Exercise task: Make an exact copy of all the entries, but do not reproduce the pictures.

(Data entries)
──────

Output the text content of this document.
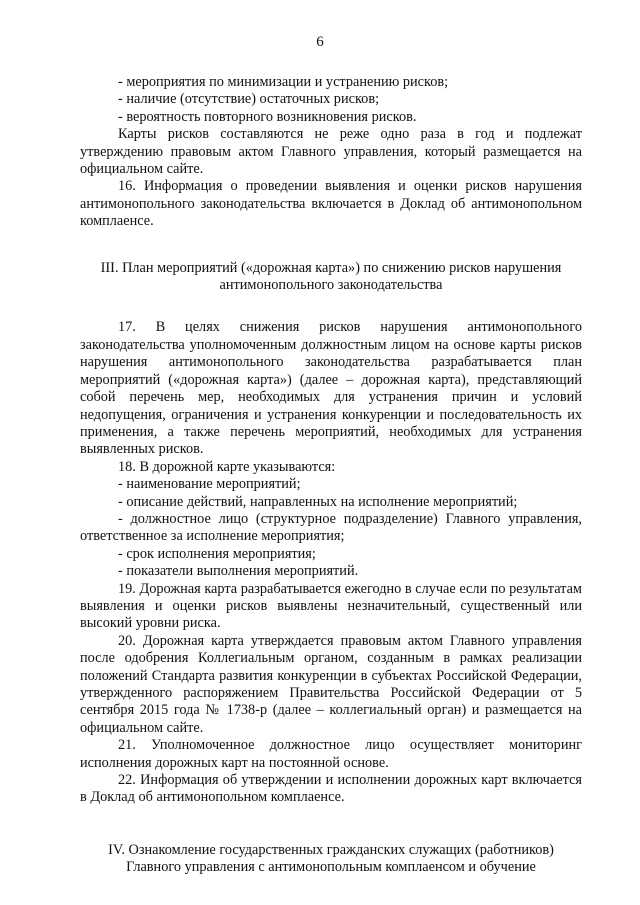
6

- мероприятия по минимизации и устранению рисков;

- наличие (отсутствие) остаточных рисков;

- вероятность повторного возникновения рисков.

Карты рисков составляются не реже одно раза в год и подлежат утверждению правовым актом Главного управления, который размещается на официальном сайте.

16. Информация о проведении выявления и оценки рисков нарушения антимонопольного законодательства включается в Доклад об антимонопольном комплаенсе.

III. План мероприятий («дорожная карта») по снижению рисков нарушения

антимонопольного законодательства

17. В целях снижения рисков нарушения антимонопольного законодательства уполномоченным должностным лицом на основе карты рисков нарушения антимонопольного законодательства разрабатывается план мероприятий («дорожная карта») (далее – дорожная карта), представляющий собой перечень мер, необходимых для устранения причин и условий недопущения, ограничения и устранения конкуренции и последовательность их применения, а также перечень мероприятий, необходимых для устранения выявленных рисков.

18. В дорожной карте указываются:

- наименование мероприятий;

- описание действий, направленных на исполнение мероприятий;

- должностное лицо (структурное подразделение) Главного управления, ответственное за исполнение мероприятия;

- срок исполнения мероприятия;

- показатели выполнения мероприятий.

19. Дорожная карта разрабатывается ежегодно в случае если по результатам выявления и оценки рисков выявлены незначительный, существенный или высокий уровни риска.

20. Дорожная карта утверждается правовым актом Главного управления после одобрения Коллегиальным органом, созданным в рамках реализации положений Стандарта развития конкуренции в субъектах Российской Федерации, утвержденного распоряжением Правительства Российской Федерации от 5 сентября 2015 года № 1738-р (далее – коллегиальный орган) и размещается на официальном сайте.

21. Уполномоченное должностное лицо осуществляет мониторинг исполнения дорожных карт на постоянной основе.

22. Информация об утверждении и исполнении дорожных карт включается в Доклад об антимонопольном комплаенсе.

IV. Ознакомление государственных гражданских служащих (работников)

Главного управления с антимонопольным комплаенсом и обучение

──────

Correct response:
Output the text content of this document.
6

- мероприятия по минимизации и устранению рисков;

- наличие (отсутствие) остаточных рисков;

- вероятность повторного возникновения рисков.

Карты рисков составляются не реже одно раза в год и подлежат утверждению правовым актом Главного управления, который размещается на официальном сайте.

16. Информация о проведении выявления и оценки рисков нарушения антимонопольного законодательства включается в Доклад об антимонопольном комплаенсе.

III. План мероприятий («дорожная карта») по снижению рисков нарушения

антимонопольного законодательства

17. В целях снижения рисков нарушения антимонопольного законодательства уполномоченным должностным лицом на основе карты рисков нарушения антимонопольного законодательства разрабатывается план мероприятий («дорожная карта») (далее – дорожная карта), представляющий собой перечень мер, необходимых для устранения причин и условий недопущения, ограничения и устранения конкуренции и последовательность их применения, а также перечень мероприятий, необходимых для устранения выявленных рисков.

18. В дорожной карте указываются:

- наименование мероприятий;

- описание действий, направленных на исполнение мероприятий;

- должностное лицо (структурное подразделение) Главного управления, ответственное за исполнение мероприятия;

- срок исполнения мероприятия;

- показатели выполнения мероприятий.

19. Дорожная карта разрабатывается ежегодно в случае если по результатам выявления и оценки рисков выявлены незначительный, существенный или высокий уровни риска.

20. Дорожная карта утверждается правовым актом Главного управления после одобрения Коллегиальным органом, созданным в рамках реализации положений Стандарта развития конкуренции в субъектах Российской Федерации, утвержденного распоряжением Правительства Российской Федерации от 5 сентября 2015 года № 1738-р (далее – коллегиальный орган) и размещается на официальном сайте.

21. Уполномоченное должностное лицо осуществляет мониторинг исполнения дорожных карт на постоянной основе.

22. Информация об утверждении и исполнении дорожных карт включается в Доклад об антимонопольном комплаенсе.

IV. Ознакомление государственных гражданских служащих (работников)

Главного управления с антимонопольным комплаенсом и обучение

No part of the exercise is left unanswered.